◆ **What this task involves**
Exactly reproduce the lines that follow.

# # #

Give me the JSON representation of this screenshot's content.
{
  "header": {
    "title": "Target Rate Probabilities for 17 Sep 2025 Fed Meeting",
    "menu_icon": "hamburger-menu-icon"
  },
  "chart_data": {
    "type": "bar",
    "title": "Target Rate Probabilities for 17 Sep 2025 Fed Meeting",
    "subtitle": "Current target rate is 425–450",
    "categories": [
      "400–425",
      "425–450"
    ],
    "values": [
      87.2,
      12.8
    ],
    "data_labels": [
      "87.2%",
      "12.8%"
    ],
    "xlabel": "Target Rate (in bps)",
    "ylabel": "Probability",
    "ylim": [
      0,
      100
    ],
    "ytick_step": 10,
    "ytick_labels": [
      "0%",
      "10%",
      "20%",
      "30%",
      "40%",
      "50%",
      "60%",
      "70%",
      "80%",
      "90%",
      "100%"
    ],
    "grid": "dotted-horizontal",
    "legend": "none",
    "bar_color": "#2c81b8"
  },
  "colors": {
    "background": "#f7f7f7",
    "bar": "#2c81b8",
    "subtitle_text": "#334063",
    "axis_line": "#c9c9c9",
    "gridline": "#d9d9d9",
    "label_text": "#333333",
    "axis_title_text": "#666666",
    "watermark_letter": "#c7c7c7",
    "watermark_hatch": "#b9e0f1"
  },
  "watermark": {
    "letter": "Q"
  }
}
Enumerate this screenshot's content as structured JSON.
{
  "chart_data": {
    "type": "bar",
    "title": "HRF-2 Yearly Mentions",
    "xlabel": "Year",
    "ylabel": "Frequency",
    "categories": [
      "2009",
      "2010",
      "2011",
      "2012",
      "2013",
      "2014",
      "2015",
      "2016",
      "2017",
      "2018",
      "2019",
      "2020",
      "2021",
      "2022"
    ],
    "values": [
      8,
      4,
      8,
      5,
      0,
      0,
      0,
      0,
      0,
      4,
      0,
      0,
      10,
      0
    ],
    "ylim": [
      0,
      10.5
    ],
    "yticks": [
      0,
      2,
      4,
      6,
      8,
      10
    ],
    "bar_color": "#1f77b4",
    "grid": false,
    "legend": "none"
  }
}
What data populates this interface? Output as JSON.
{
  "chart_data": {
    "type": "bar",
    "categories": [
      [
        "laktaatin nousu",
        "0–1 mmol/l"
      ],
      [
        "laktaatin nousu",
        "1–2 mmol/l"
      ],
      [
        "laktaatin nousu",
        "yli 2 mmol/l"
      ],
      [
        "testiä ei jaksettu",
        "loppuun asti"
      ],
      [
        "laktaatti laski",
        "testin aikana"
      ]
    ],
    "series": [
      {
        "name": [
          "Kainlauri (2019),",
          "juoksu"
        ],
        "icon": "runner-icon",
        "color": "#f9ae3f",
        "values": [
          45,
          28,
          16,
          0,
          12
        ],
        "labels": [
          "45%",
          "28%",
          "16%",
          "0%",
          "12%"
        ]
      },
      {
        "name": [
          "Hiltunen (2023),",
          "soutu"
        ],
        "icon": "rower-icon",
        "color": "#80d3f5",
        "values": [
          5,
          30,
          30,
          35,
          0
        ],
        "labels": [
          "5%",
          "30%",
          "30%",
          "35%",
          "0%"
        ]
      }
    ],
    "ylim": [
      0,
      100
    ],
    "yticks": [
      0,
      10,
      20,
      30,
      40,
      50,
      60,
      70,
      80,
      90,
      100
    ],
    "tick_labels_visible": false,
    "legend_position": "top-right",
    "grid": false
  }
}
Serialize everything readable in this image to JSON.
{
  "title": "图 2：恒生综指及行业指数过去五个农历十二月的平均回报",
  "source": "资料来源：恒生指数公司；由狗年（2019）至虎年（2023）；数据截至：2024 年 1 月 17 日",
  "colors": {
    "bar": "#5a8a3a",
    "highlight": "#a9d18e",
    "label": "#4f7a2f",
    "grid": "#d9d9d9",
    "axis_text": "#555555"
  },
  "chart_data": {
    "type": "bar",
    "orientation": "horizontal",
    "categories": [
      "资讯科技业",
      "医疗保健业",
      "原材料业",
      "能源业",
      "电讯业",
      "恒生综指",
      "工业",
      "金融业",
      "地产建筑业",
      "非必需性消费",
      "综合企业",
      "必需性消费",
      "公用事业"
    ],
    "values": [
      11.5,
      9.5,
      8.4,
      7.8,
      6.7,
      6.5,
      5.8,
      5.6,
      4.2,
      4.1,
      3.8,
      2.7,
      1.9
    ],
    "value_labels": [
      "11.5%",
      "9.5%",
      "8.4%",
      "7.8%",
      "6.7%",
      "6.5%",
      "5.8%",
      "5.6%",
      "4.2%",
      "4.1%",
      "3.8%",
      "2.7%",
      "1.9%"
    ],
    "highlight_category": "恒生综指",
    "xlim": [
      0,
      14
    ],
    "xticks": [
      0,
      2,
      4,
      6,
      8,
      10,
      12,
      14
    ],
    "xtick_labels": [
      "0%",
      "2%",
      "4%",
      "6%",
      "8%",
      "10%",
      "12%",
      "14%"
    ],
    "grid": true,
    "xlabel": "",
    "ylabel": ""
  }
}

# # #

◆ **Answer to this problem**
Give me the JSON representation of this screenshot's content.
{
  "header": {
    "title": "Target Rate Probabilities for 17 Sep 2025 Fed Meeting",
    "menu_icon": "hamburger-menu-icon"
  },
  "chart_data": {
    "type": "bar",
    "title": "Target Rate Probabilities for 17 Sep 2025 Fed Meeting",
    "subtitle": "Current target rate is 425–450",
    "categories": [
      "400–425",
      "425–450"
    ],
    "values": [
      87.2,
      12.8
    ],
    "data_labels": [
      "87.2%",
      "12.8%"
    ],
    "xlabel": "Target Rate (in bps)",
    "ylabel": "Probability",
    "ylim": [
      0,
      100
    ],
    "ytick_step": 10,
    "ytick_labels": [
      "0%",
      "10%",
      "20%",
      "30%",
      "40%",
      "50%",
      "60%",
      "70%",
      "80%",
      "90%",
      "100%"
    ],
    "grid": "dotted-horizontal",
    "legend": "none",
    "bar_color": "#2c81b8"
  },
  "colors": {
    "background": "#f7f7f7",
    "bar": "#2c81b8",
    "subtitle_text": "#334063",
    "axis_line": "#c9c9c9",
    "gridline": "#d9d9d9",
    "label_text": "#333333",
    "axis_title_text": "#666666",
    "watermark_letter": "#c7c7c7",
    "watermark_hatch": "#b9e0f1"
  },
  "watermark": {
    "letter": "Q"
  }
}
Enumerate this screenshot's content as structured JSON.
{
  "chart_data": {
    "type": "bar",
    "title": "HRF-2 Yearly Mentions",
    "xlabel": "Year",
    "ylabel": "Frequency",
    "categories": [
      "2009",
      "2010",
      "2011",
      "2012",
      "2013",
      "2014",
      "2015",
      "2016",
      "2017",
      "2018",
      "2019",
      "2020",
      "2021",
      "2022"
    ],
    "values": [
      8,
      4,
      8,
      5,
      0,
      0,
      0,
      0,
      0,
      4,
      0,
      0,
      10,
      0
    ],
    "ylim": [
      0,
      10.5
    ],
    "yticks": [
      0,
      2,
      4,
      6,
      8,
      10
    ],
    "bar_color": "#1f77b4",
    "grid": false,
    "legend": "none"
  }
}
What data populates this interface? Output as JSON.
{
  "chart_data": {
    "type": "bar",
    "categories": [
      [
        "laktaatin nousu",
        "0–1 mmol/l"
      ],
      [
        "laktaatin nousu",
        "1–2 mmol/l"
      ],
      [
        "laktaatin nousu",
        "yli 2 mmol/l"
      ],
      [
        "testiä ei jaksettu",
        "loppuun asti"
      ],
      [
        "laktaatti laski",
        "testin aikana"
      ]
    ],
    "series": [
      {
        "name": [
          "Kainlauri (2019),",
          "juoksu"
        ],
        "icon": "runner-icon",
        "color": "#f9ae3f",
        "values": [
          45,
          28,
          16,
          0,
          12
        ],
        "labels": [
          "45%",
          "28%",
          "16%",
          "0%",
          "12%"
        ]
      },
      {
        "name": [
          "Hiltunen (2023),",
          "soutu"
        ],
        "icon": "rower-icon",
        "color": "#80d3f5",
        "values": [
          5,
          30,
          30,
          35,
          0
        ],
        "labels": [
          "5%",
          "30%",
          "30%",
          "35%",
          "0%"
        ]
      }
    ],
    "ylim": [
      0,
      100
    ],
    "yticks": [
      0,
      10,
      20,
      30,
      40,
      50,
      60,
      70,
      80,
      90,
      100
    ],
    "tick_labels_visible": false,
    "legend_position": "top-right",
    "grid": false
  }
}
Serialize everything readable in this image to JSON.
{
  "title": "图 2：恒生综指及行业指数过去五个农历十二月的平均回报",
  "source": "资料来源：恒生指数公司；由狗年（2019）至虎年（2023）；数据截至：2024 年 1 月 17 日",
  "colors": {
    "bar": "#5a8a3a",
    "highlight": "#a9d18e",
    "label": "#4f7a2f",
    "grid": "#d9d9d9",
    "axis_text": "#555555"
  },
  "chart_data": {
    "type": "bar",
    "orientation": "horizontal",
    "categories": [
      "资讯科技业",
      "医疗保健业",
      "原材料业",
      "能源业",
      "电讯业",
      "恒生综指",
      "工业",
      "金融业",
      "地产建筑业",
      "非必需性消费",
      "综合企业",
      "必需性消费",
      "公用事业"
    ],
    "values": [
      11.5,
      9.5,
      8.4,
      7.8,
      6.7,
      6.5,
      5.8,
      5.6,
      4.2,
      4.1,
      3.8,
      2.7,
      1.9
    ],
    "value_labels": [
      "11.5%",
      "9.5%",
      "8.4%",
      "7.8%",
      "6.7%",
      "6.5%",
      "5.8%",
      "5.6%",
      "4.2%",
      "4.1%",
      "3.8%",
      "2.7%",
      "1.9%"
    ],
    "highlight_category": "恒生综指",
    "xlim": [
      0,
      14
    ],
    "xticks": [
      0,
      2,
      4,
      6,
      8,
      10,
      12,
      14
    ],
    "xtick_labels": [
      "0%",
      "2%",
      "4%",
      "6%",
      "8%",
      "10%",
      "12%",
      "14%"
    ],
    "grid": true,
    "xlabel": "",
    "ylabel": ""
  }
}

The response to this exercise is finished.